Short problem: Look through the records below, and copy out every line that holds the string "Riverside".
-- START --
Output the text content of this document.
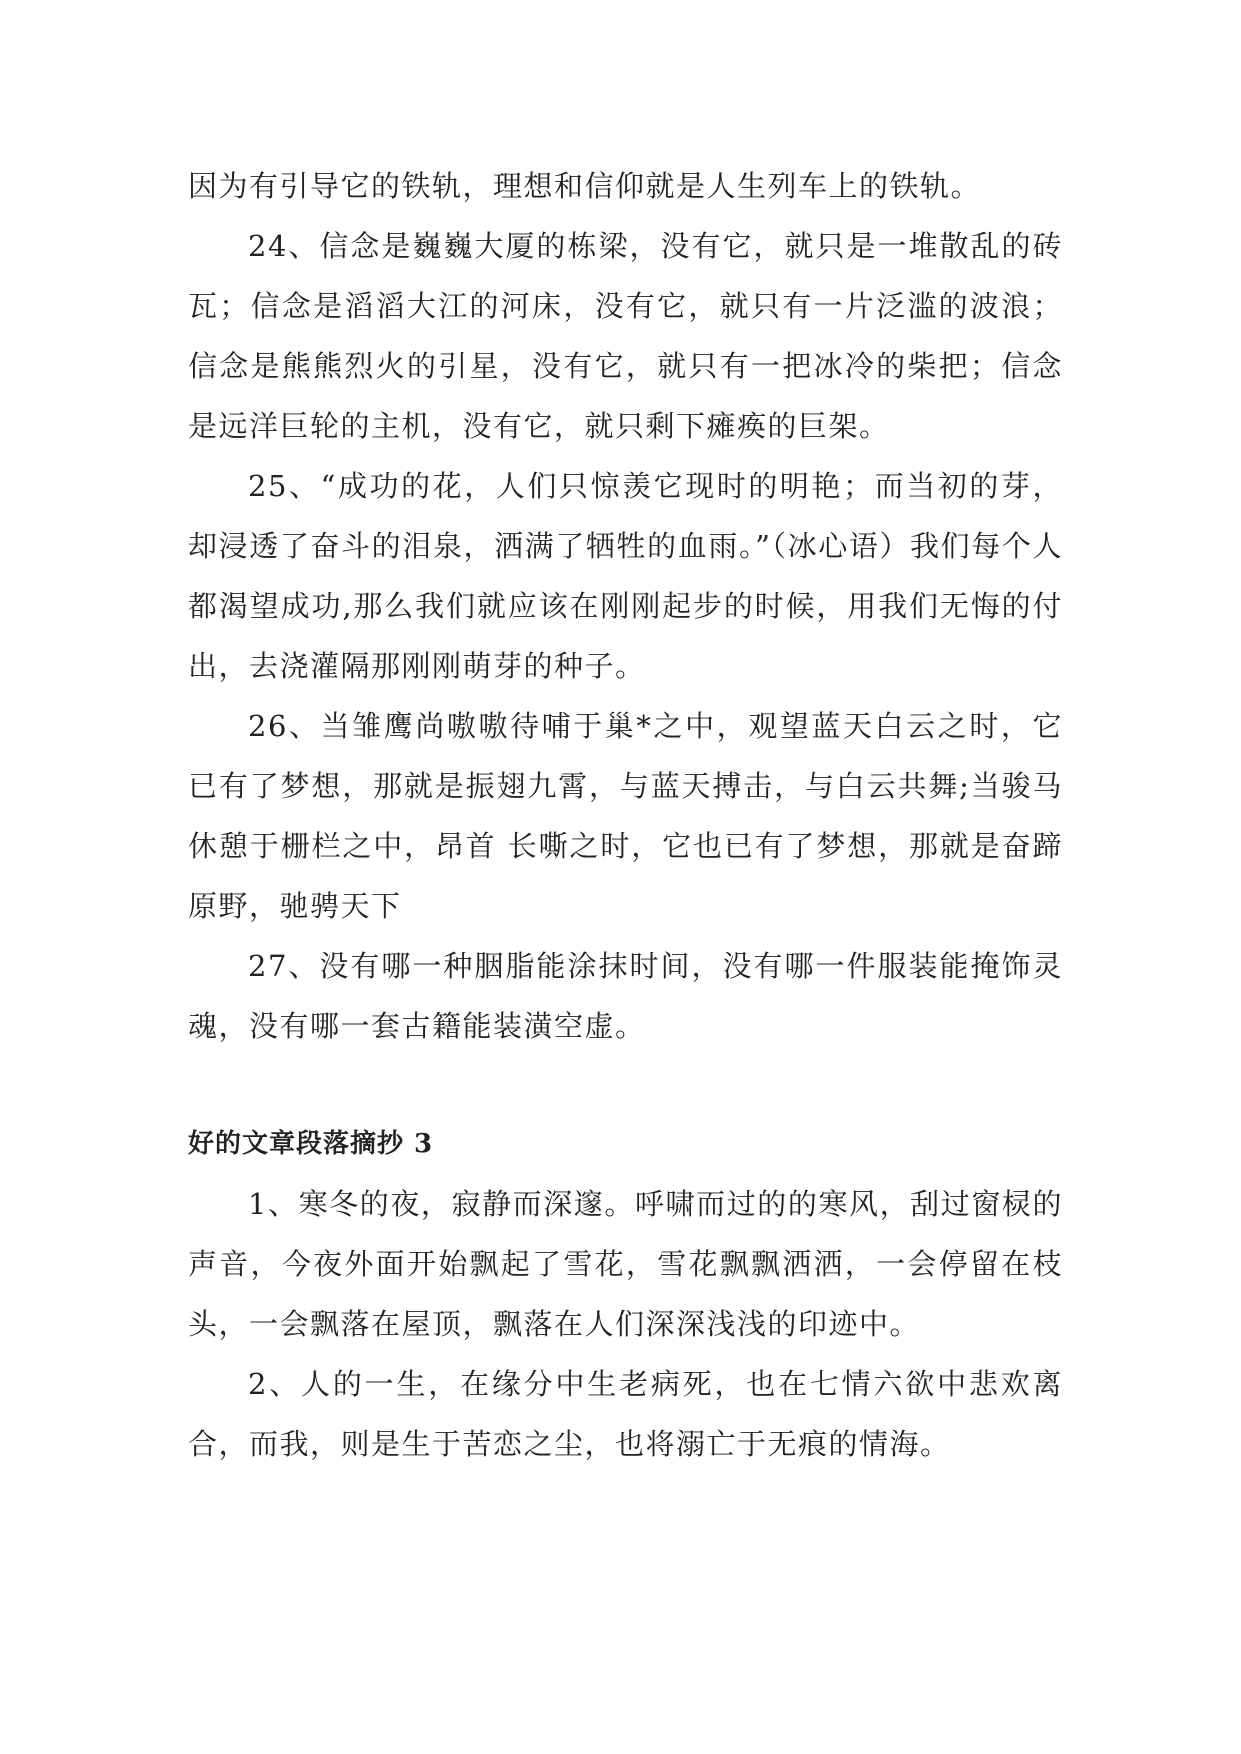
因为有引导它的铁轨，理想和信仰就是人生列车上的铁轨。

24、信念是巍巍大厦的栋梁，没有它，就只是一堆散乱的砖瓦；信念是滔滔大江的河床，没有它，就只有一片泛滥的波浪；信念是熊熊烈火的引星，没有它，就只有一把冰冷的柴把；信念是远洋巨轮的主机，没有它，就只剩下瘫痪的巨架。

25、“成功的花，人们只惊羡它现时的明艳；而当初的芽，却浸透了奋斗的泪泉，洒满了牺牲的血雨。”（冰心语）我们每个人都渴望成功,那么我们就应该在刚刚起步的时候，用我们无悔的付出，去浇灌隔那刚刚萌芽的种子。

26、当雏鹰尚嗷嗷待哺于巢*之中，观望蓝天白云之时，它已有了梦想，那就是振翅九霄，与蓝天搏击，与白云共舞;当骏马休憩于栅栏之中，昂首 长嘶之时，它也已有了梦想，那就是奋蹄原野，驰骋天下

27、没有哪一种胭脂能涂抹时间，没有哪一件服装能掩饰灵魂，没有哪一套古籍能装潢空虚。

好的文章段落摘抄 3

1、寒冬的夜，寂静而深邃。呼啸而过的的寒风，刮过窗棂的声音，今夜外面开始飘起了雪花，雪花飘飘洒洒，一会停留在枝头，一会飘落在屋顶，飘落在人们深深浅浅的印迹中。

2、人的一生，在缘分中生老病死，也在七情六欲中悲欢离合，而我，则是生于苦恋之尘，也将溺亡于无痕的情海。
-- END --
-- START --
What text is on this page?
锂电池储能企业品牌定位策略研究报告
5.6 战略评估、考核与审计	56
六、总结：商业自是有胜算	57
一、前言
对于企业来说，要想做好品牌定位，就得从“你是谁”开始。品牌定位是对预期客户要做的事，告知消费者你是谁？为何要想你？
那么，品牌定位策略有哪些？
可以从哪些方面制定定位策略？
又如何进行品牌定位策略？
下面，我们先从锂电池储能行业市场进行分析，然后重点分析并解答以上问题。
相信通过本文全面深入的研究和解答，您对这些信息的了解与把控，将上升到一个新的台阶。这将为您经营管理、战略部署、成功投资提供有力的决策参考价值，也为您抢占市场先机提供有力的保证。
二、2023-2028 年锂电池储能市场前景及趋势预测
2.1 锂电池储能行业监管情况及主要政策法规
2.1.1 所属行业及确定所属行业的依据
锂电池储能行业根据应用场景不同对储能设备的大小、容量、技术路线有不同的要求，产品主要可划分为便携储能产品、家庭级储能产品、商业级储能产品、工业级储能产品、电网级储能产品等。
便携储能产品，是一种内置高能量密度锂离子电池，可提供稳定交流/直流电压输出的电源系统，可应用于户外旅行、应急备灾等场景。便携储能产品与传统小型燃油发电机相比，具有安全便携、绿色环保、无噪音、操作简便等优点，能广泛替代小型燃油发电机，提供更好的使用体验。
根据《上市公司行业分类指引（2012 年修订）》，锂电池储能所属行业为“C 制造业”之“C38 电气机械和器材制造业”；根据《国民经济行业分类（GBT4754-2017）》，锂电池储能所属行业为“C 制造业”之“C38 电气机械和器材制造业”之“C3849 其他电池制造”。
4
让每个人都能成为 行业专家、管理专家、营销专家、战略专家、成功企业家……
-- END --
-- START --
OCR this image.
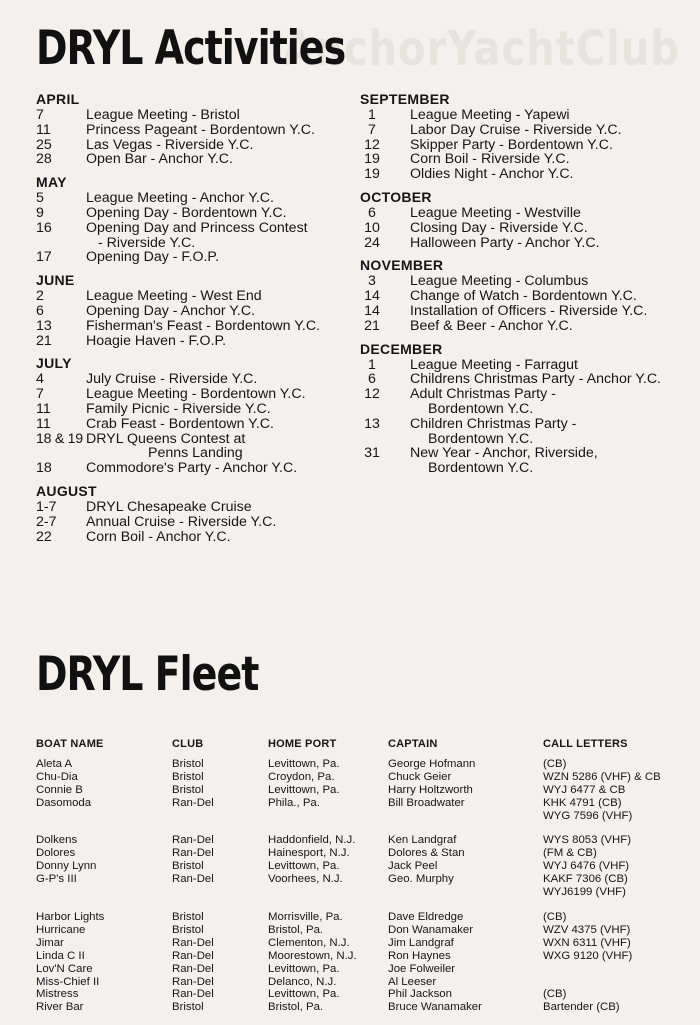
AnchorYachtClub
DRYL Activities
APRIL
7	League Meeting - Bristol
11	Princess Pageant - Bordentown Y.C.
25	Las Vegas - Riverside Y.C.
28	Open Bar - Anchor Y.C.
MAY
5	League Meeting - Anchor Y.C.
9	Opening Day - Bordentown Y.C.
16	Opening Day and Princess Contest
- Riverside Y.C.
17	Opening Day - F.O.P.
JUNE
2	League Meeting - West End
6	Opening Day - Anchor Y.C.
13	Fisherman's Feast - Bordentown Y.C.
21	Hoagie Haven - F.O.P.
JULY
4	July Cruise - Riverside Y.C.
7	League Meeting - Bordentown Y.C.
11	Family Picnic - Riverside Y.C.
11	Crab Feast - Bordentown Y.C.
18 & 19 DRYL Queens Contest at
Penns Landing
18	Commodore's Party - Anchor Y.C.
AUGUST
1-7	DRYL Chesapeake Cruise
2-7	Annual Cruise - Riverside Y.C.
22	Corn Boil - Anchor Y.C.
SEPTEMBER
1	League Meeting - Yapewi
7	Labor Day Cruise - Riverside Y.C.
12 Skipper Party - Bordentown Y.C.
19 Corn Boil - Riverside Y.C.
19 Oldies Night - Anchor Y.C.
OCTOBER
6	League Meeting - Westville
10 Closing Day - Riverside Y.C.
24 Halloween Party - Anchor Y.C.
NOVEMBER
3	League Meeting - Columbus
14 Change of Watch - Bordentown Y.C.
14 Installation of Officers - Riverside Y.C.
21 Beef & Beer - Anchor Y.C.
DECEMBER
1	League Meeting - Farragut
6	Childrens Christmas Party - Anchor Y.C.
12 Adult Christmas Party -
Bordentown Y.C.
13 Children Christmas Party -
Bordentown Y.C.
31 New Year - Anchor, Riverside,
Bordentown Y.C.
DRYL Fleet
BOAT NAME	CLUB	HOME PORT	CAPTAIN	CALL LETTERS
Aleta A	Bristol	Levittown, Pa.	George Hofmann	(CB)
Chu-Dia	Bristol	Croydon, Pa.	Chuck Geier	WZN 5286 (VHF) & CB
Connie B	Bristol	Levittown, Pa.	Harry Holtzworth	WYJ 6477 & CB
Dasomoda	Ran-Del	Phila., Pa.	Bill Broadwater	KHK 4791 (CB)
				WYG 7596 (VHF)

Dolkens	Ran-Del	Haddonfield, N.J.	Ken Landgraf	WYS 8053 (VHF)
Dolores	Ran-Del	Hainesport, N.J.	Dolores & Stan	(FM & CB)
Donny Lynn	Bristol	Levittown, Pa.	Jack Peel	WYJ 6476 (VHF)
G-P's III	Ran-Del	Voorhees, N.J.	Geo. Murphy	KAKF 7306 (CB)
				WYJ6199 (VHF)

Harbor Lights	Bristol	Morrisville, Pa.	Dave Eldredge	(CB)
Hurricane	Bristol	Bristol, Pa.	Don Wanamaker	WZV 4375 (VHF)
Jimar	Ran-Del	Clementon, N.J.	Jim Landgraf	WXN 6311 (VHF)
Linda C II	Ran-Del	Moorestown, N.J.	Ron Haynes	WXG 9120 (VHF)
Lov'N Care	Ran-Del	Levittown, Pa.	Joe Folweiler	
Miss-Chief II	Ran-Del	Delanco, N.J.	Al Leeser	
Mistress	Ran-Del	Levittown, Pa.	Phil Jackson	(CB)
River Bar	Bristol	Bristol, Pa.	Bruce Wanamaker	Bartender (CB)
-- END --
Worked solution:
25	Las Vegas - Riverside Y.C.
- Riverside Y.C.
4	July Cruise - Riverside Y.C.
11	Family Picnic - Riverside Y.C.
2-7	Annual Cruise - Riverside Y.C.
7	Labor Day Cruise - Riverside Y.C.
19 Corn Boil - Riverside Y.C.
10 Closing Day - Riverside Y.C.
14 Installation of Officers - Riverside Y.C.
31 New Year - Anchor, Riverside,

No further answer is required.